## DOCUMENT EXCERPT
Extending Vulkan
New functionality may be added to Vulkan via either new extensions or new versions of the core, or new versions of an extension in some cases.
This chapter describes how Vulkan is versioned, how compatibility is affected between different versions, and compatibility rules that are followed by the Vulkan Working Group.
Instance and Device Functionality
Commands that enumerate instance properties, or that accept a VkInstance object as a parameter, are considered instance-level functionality.
Commands that dispatch from a VkDevice object or a child object of a VkDevice, or take any of them as a parameter, are considered device-level functionality. Types defined by a device extension are also considered device-level functionality.
Commands that dispatch from VkPhysicalDevice, or accept a VkPhysicalDevice object as a parameter, are considered either instance-level or device-level functionality depending if the functionality is specified by an instance extension or device extension respectively.
Additionally, commands that enumerate physical device properties are considered device-level functionality.
Vulkan 1.0 initially specified new physical device enumeration functionality as instance-level, requiring it to be included in an instance extension. As the capabilities of device-level functionality require discovery via physical device enumeration, this led to the situation where many device extensions required an instance extension as well. To alleviate this extra work, VK_KHR_get_physical_device_properties2 (and subsequently Vulkan 1.1) redefined device-level functionality to include physical device enumeration.
Core Versions
The Vulkan Specification is regularly updated with bug fixes and clarifications. Occasionally new functionality is added to the core and at some point it is expected that there will be a desire to perform a large, breaking change to the API. In order to indicate to developers how and when these changes are made to the specification, and to provide a way to identify each set of changes, the Vulkan API maintains a version number.
Version Numbers
The Vulkan version number comprises four parts indicating the variant, major, minor and patch version of the Vulkan API Specification.
The variant indicates the variant of the Vulkan API supported by the implementation. This is always 0 for the Vulkan API.
A non-zero variant indicates the API is a variant of the Vulkan API and applications will typically need to be modified to run against it. The variant field was a later addition to the version number, added in version 1.2.175 of the Specification. As Vulkan uses variant 0, this change is fully backwards compatible with the previous version number format for Vulkan implementations. New version number macros have been added for this change and the old macros deprecated. For existing applications using the older format and macros, an implementation with non-zero variant will decode as a very high Vulkan version. The high version number should be detectable by applications performing suitable version checking.
The major version indicates a significant change in the API, which will encompass a wholly new version of the specification.
The minor version indicates the incorporation of new functionality into the core specification.
The patch version indicates bug fixes, clarifications, and language improvements have been incorporated into the specification.
Compatibility guarantees made about versions of the API sharing any of the same version numbers are documented in Core Versions
The version number is used in several places in the API. In each such use, the version numbers are packed into a 32-bit integer as follows:
- The variant is a 3-bit integer packed into bits 31-29.

## COLLECTED DATA

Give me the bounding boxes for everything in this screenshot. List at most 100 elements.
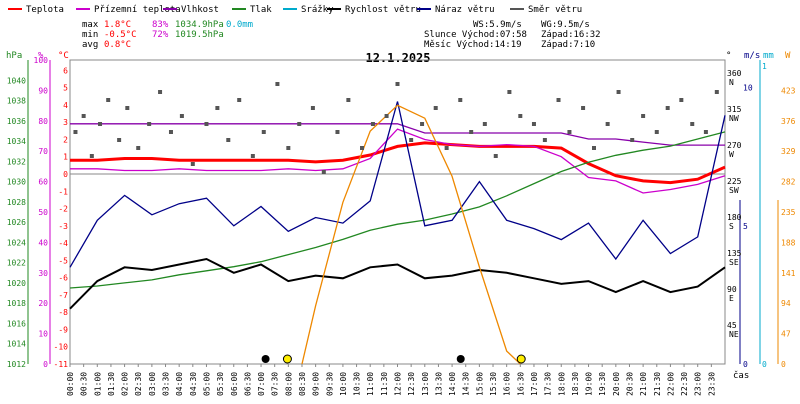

## PROBLEMS
**A.** Translate this sentence from the Vulkan versioning text into Spanish: "The minor version indicates the incorporation of new functionality into the core specification."
**B.** According to the Vulkan versioning text, in which version of the Specification was the variant field added to the version number?
**C.** Continue the Vulkan versioning text from its last line.

## FINAL ANSWERS
**A.** La versión menor indica la incorporación de nueva funcionalidad a la especificación del núcleo.

**B.** Version 1.2.175.

**C.**
- The major version is a 7-bit integer packed into bits 28-22.
- The minor version number is a 10-bit integer packed into bits 21-12.
- The patch version number is a 12-bit integer packed into bits 11-0.
Querying Version Support
In Vulkan 1.0, there is no mechanism to detect the separate versions of
instance-level and
device-level functionality supported.
However, the vkEnumerateInstanceVersion command was added in Vulkan
1.1 to determine the supported version of instance-level functionality -
querying for this function via vkGetInstanceProcAddr will return
NULL on implementations that only support Vulkan 1.0 functionality.
For more information on this, please refer to the Vulkan 1.1 specification.
The version of device-level functionality can be queried by calling
vkGetPhysicalDeviceProperties
or vkGetPhysicalDeviceProperties2,
and is returned in VkPhysicalDeviceProperties::apiVersion,
encoded as described in Version Numbers.
Layers
When a layer is enabled, it inserts itself into the call chain for Vulkan commands the layer is interested in. Layers can be used for a variety of tasks that extend the base behavior of Vulkan beyond what is required by the specification - such as call logging, tracing, validation, or providing additional extensions.
For example, an implementation is not expected to check that the value of enums used by the application fall within allowed ranges. Instead, a validation layer would do those checks and flag issues. This avoids a performance penalty during production use of the application because those layers would not be enabled in production.
Vulkan layers may wrap object handles (i.e. return a different handle value
to the application than that generated by the implementation).
This is generally discouraged, as it increases the probability of
incompatibilities with new extensions.
The validation layers wrap handles in order to track the proper use and
destruction of each object.
See the Architecture of the Vulkan Loader Interfaces document for additional information.
To enable a layer, the name of the layer should be added to the
ppEnabledLayerNames member of VkInstanceCreateInfo when creating
a VkInstance.
Loader implementations may provide mechanisms outside the Vulkan API for
enabling specific layers.
Layers enabled through such a mechanism are implicitly enabled, while
layers enabled by including the layer name in the ppEnabledLayerNames
member of VkInstanceCreateInfo are explicitly enabled.
Implicitly enabled layers are loaded before explicitly enabled layers, such
that implicitly enabled layers are closer to the application, and explicitly
enabled layers are closer to the driver.
Except where otherwise specified, implicitly enabled and explicitly enabled
layers differ only in the way they are enabled, and the order in which they
are loaded.
Explicitly enabling a layer that is implicitly enabled results in this layer
being loaded as an implicitly enabled layer; it has no additional effect.
Device Layer Deprecation
Previous versions of this specification distinguished between instance and
device layers.
Instance layers were only able to intercept commands that operate on
VkInstance and VkPhysicalDevice, except they were not able to
intercept vkCreateDevice.
Device layers were enabled for individual devices when they were created,
and could only intercept commands operating on that device or its child
objects.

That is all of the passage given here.